#### [Job]
Whenever a line contains the string "from", copy it out of the entries.

[Raw records]
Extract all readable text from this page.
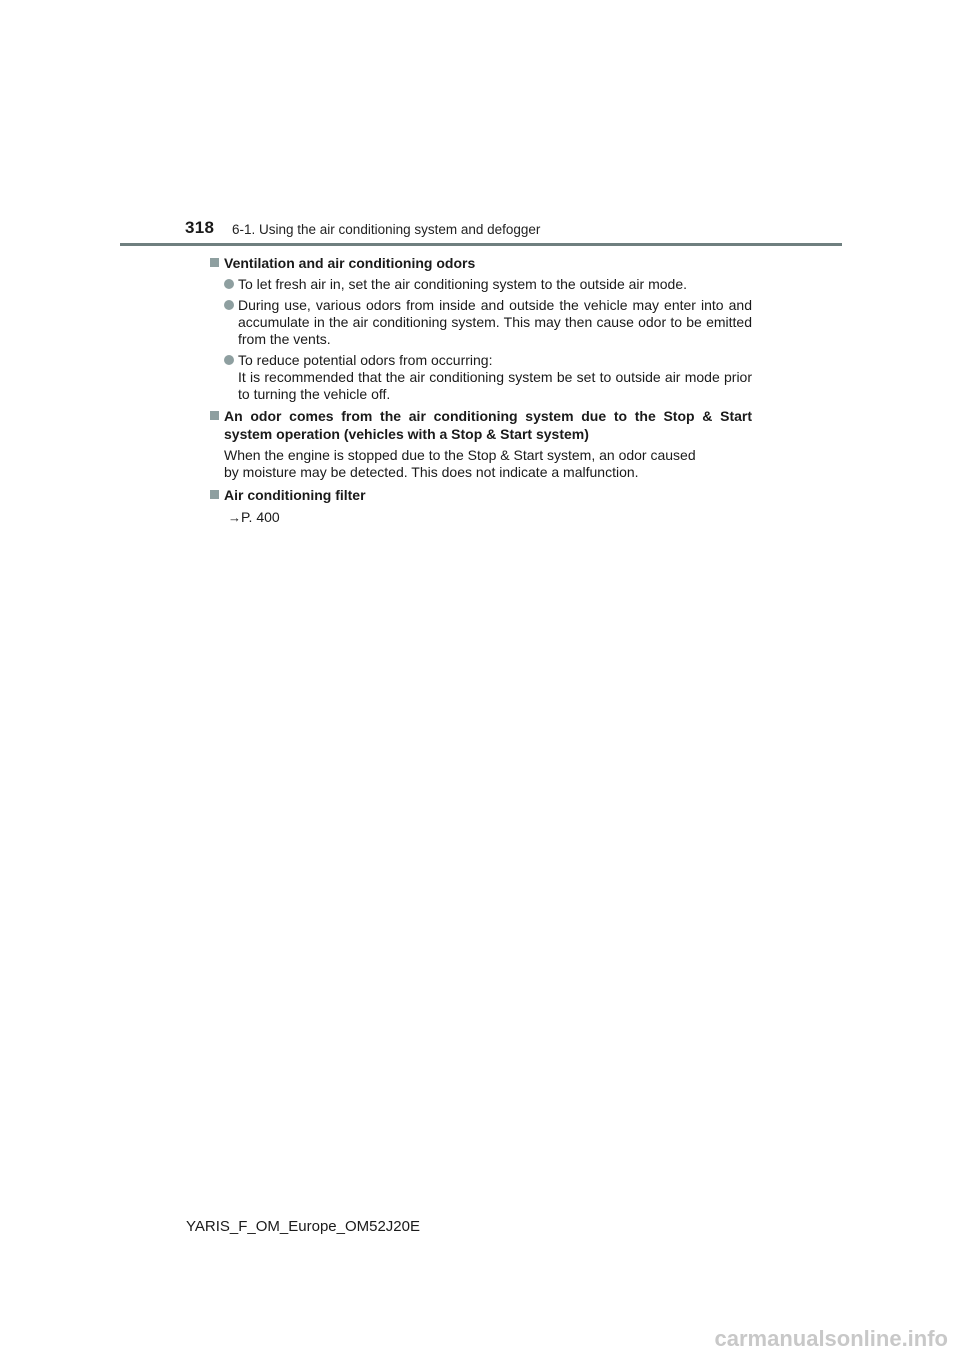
318 6-1. Using the air conditioning system and defogger
Ventilation and air conditioning odors
To let fresh air in, set the air conditioning system to the outside air mode.
During use, various odors from inside and outside the vehicle may enter into and accumulate in the air conditioning system. This may then cause odor to be emitted from the vents.
To reduce potential odors from occurring:
It is recommended that the air conditioning system be set to outside air mode prior to turning the vehicle off.
An odor comes from the air conditioning system due to the Stop & Start system operation (vehicles with a Stop & Start system)
When the engine is stopped due to the Stop & Start system, an odor caused
by moisture may be detected. This does not indicate a malfunction.
Air conditioning filter
→P. 400
YARIS_F_OM_Europe_OM52J20E
carmanualsonline.info
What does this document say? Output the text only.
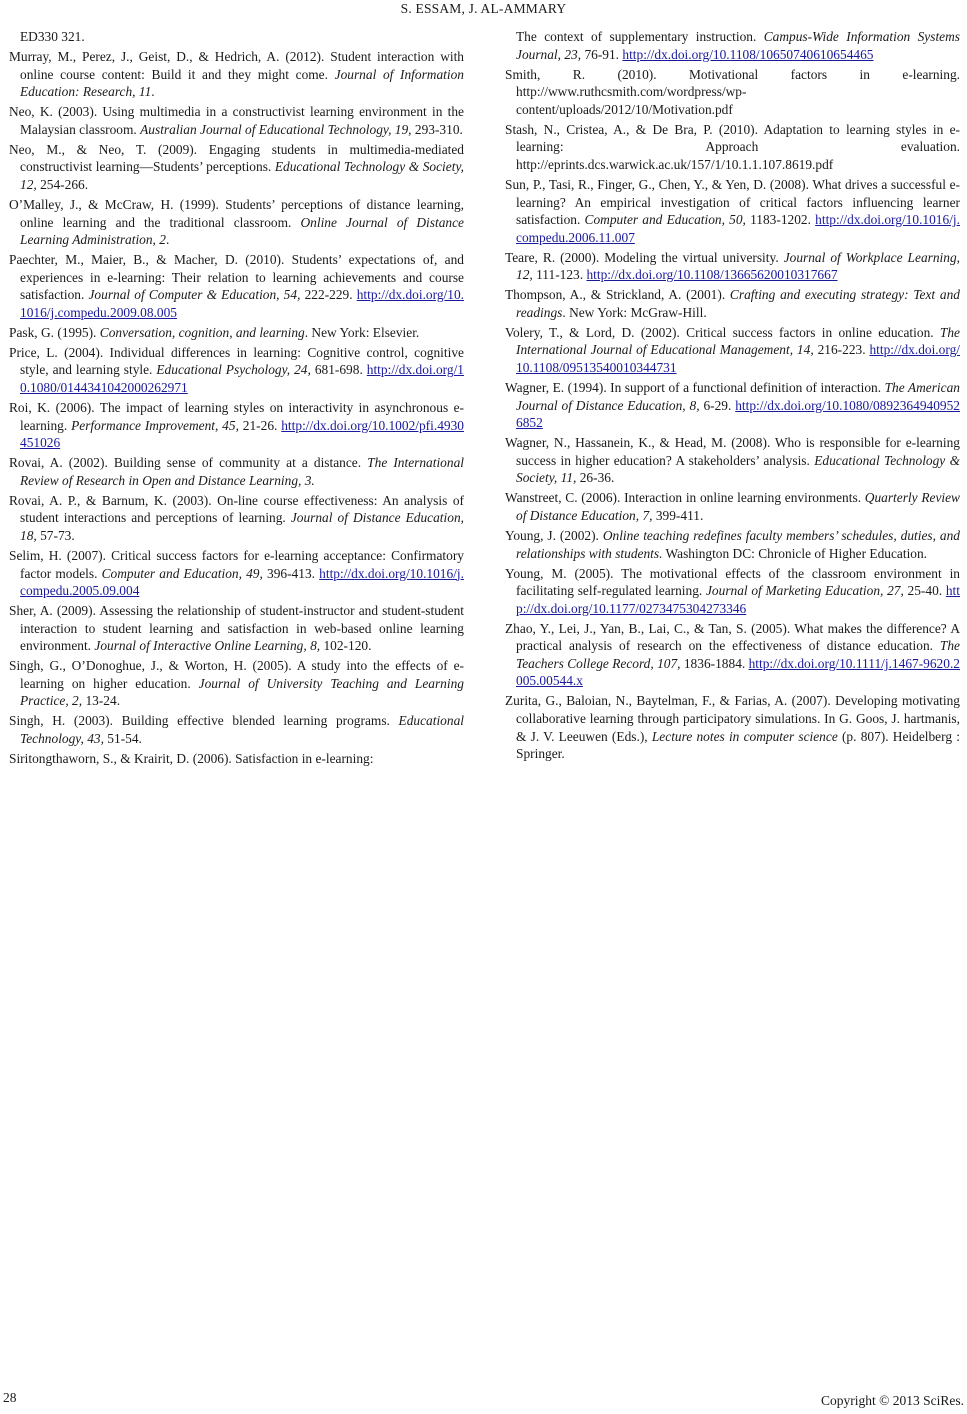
S. ESSAM, J. AL-AMMARY

ED330 321.

Murray, M., Perez, J., Geist, D., & Hedrich, A. (2012). Student interaction with online course content: Build it and they might come. Journal of Information Education: Research, 11.

Neo, K. (2003). Using multimedia in a constructivist learning environment in the Malaysian classroom. Australian Journal of Educational Technology, 19, 293-310.

Neo, M., & Neo, T. (2009). Engaging students in multimedia-mediated constructivist learning—Students’ perceptions. Educational Technology & Society, 12, 254-266.

O’Malley, J., & McCraw, H. (1999). Students’ perceptions of distance learning, online learning and the traditional classroom. Online Journal of Distance Learning Administration, 2.

Paechter, M., Maier, B., & Macher, D. (2010). Students’ expectations of, and experiences in e-learning: Their relation to learning achievements and course satisfaction. Journal of Computer & Education, 54, 222-229. http://dx.doi.org/10.1016/j.compedu.2009.08.005

Pask, G. (1995). Conversation, cognition, and learning. New York: Elsevier.

Price, L. (2004). Individual differences in learning: Cognitive control, cognitive style, and learning style. Educational Psychology, 24, 681-698. http://dx.doi.org/10.1080/0144341042000262971

Roi, K. (2006). The impact of learning styles on interactivity in asynchronous e-learning. Performance Improvement, 45, 21-26. http://dx.doi.org/10.1002/pfi.4930451026

Rovai, A. (2002). Building sense of community at a distance. The International Review of Research in Open and Distance Learning, 3.

Rovai, A. P., & Barnum, K. (2003). On-line course effectiveness: An analysis of student interactions and perceptions of learning. Journal of Distance Education, 18, 57-73.

Selim, H. (2007). Critical success factors for e-learning acceptance: Confirmatory factor models. Computer and Education, 49, 396-413. http://dx.doi.org/10.1016/j.compedu.2005.09.004

Sher, A. (2009). Assessing the relationship of student-instructor and student-student interaction to student learning and satisfaction in web-based online learning environment. Journal of Interactive Online Learning, 8, 102-120.

Singh, G., O’Donoghue, J., & Worton, H. (2005). A study into the effects of e-learning on higher education. Journal of University Teaching and Learning Practice, 2, 13-24.

Singh, H. (2003). Building effective blended learning programs. Educational Technology, 43, 51-54.

Siritongthaworn, S., & Krairit, D. (2006). Satisfaction in e-learning:

The context of supplementary instruction. Campus-Wide Information Systems Journal, 23, 76-91. http://dx.doi.org/10.1108/10650740610654465

Smith, R. (2010). Motivational factors in e-learning. http://www.ruthcsmith.com/wordpress/wp-content/uploads/2012/10/Motivation.pdf

Stash, N., Cristea, A., & De Bra, P. (2010). Adaptation to learning styles in e-learning: Approach evaluation. http://eprints.dcs.warwick.ac.uk/157/1/10.1.1.107.8619.pdf

Sun, P., Tasi, R., Finger, G., Chen, Y., & Yen, D. (2008). What drives a successful e-learning? An empirical investigation of critical factors influencing learner satisfaction. Computer and Education, 50, 1183-1202. http://dx.doi.org/10.1016/j.compedu.2006.11.007

Teare, R. (2000). Modeling the virtual university. Journal of Workplace Learning, 12, 111-123. http://dx.doi.org/10.1108/13665620010317667

Thompson, A., & Strickland, A. (2001). Crafting and executing strategy: Text and readings. New York: McGraw-Hill.

Volery, T., & Lord, D. (2002). Critical success factors in online education. The International Journal of Educational Management, 14, 216-223. http://dx.doi.org/10.1108/09513540010344731

Wagner, E. (1994). In support of a functional definition of interaction. The American Journal of Distance Education, 8, 6-29. http://dx.doi.org/10.1080/08923649409526852

Wagner, N., Hassanein, K., & Head, M. (2008). Who is responsible for e-learning success in higher education? A stakeholders’ analysis. Educational Technology & Society, 11, 26-36.

Wanstreet, C. (2006). Interaction in online learning environments. Quarterly Review of Distance Education, 7, 399-411.

Young, J. (2002). Online teaching redefines faculty members’ schedules, duties, and relationships with students. Washington DC: Chronicle of Higher Education.

Young, M. (2005). The motivational effects of the classroom environment in facilitating self-regulated learning. Journal of Marketing Education, 27, 25-40. http://dx.doi.org/10.1177/0273475304273346

Zhao, Y., Lei, J., Yan, B., Lai, C., & Tan, S. (2005). What makes the difference? A practical analysis of research on the effectiveness of distance education. The Teachers College Record, 107, 1836-1884. http://dx.doi.org/10.1111/j.1467-9620.2005.00544.x

Zurita, G., Baloian, N., Baytelman, F., & Farias, A. (2007). Developing motivating collaborative learning through participatory simulations. In G. Goos, J. hartmanis, & J. V. Leeuwen (Eds.), Lecture notes in computer science (p. 807). Heidelberg : Springer.

28	Copyright © 2013 SciRes.
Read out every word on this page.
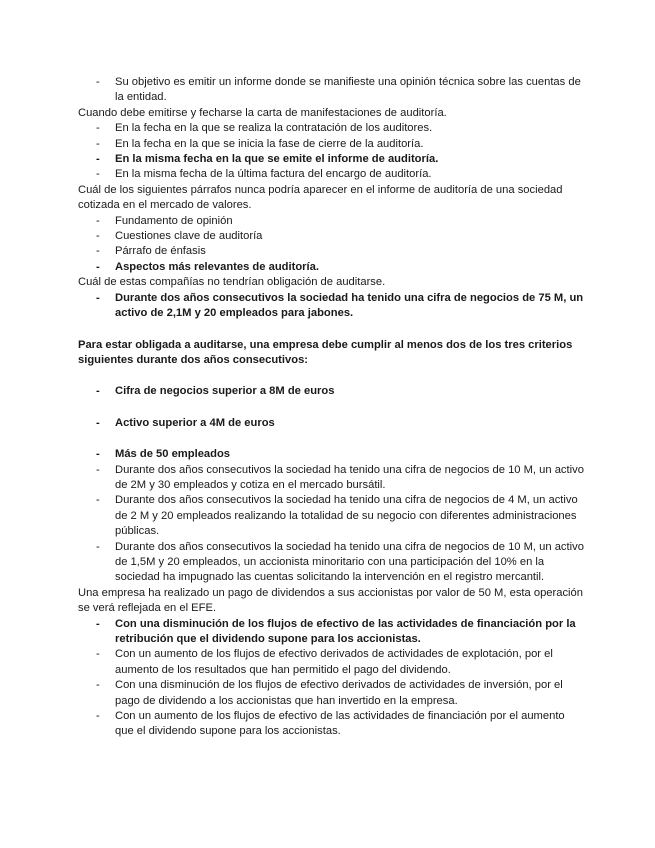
- Su objetivo es emitir un informe donde se manifieste una opinión técnica sobre las cuentas de la entidad.

Cuando debe emitirse y fecharse la carta de manifestaciones de auditoría.

- En la fecha en la que se realiza la contratación de los auditores.
- En la fecha en la que se inicia la fase de cierre de la auditoría.
- En la misma fecha en la que se emite el informe de auditoría.
- En la misma fecha de la última factura del encargo de auditoría.

Cuál de los siguientes párrafos nunca podría aparecer en el informe de auditoría de una sociedad cotizada en el mercado de valores.

- Fundamento de opinión
- Cuestiones clave de auditoría
- Párrafo de énfasis
- Aspectos más relevantes de auditoría.

Cuál de estas compañías no tendrían obligación de auditarse.

- Durante dos años consecutivos la sociedad ha tenido una cifra de negocios de 75 M, un activo de 2,1M y 20 empleados para jabones.

Para estar obligada a auditarse, una empresa debe cumplir al menos dos de los tres criterios siguientes durante dos años consecutivos:

- Cifra de negocios superior a 8M de euros
- Activo superior a 4M de euros
- Más de 50 empleados
- Durante dos años consecutivos la sociedad ha tenido una cifra de negocios de 10 M, un activo de 2M y 30 empleados y cotiza en el mercado bursátil.
- Durante dos años consecutivos la sociedad ha tenido una cifra de negocios de 4 M, un activo de 2 M y 20 empleados realizando la totalidad de su negocio con diferentes administraciones públicas.
- Durante dos años consecutivos la sociedad ha tenido una cifra de negocios de 10 M, un activo de 1,5M y 20 empleados, un accionista minoritario con una participación del 10% en la sociedad ha impugnado las cuentas solicitando la intervención en el registro mercantil.

Una empresa ha realizado un pago de dividendos a sus accionistas por valor de 50 M, esta operación se verá reflejada en el EFE.

- Con una disminución de los flujos de efectivo de las actividades de financiación por la retribución que el dividendo supone para los accionistas.
- Con un aumento de los flujos de efectivo derivados de actividades de explotación, por el aumento de los resultados que han permitido el pago del dividendo.
- Con una disminución de los flujos de efectivo derivados de actividades de inversión, por el pago de dividendo a los accionistas que han invertido en la empresa.
- Con un aumento de los flujos de efectivo de las actividades de financiación por el aumento que el dividendo supone para los accionistas.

#### [Result for this task]
Extract all readable text from this page.
During use, various odors from inside and outside the vehicle may enter into and accumulate in the air conditioning system. This may then cause odor to be emitted from the vents.
To reduce potential odors from occurring:
An odor comes from the air conditioning system due to the Stop & Start system operation (vehicles with a Stop & Start system)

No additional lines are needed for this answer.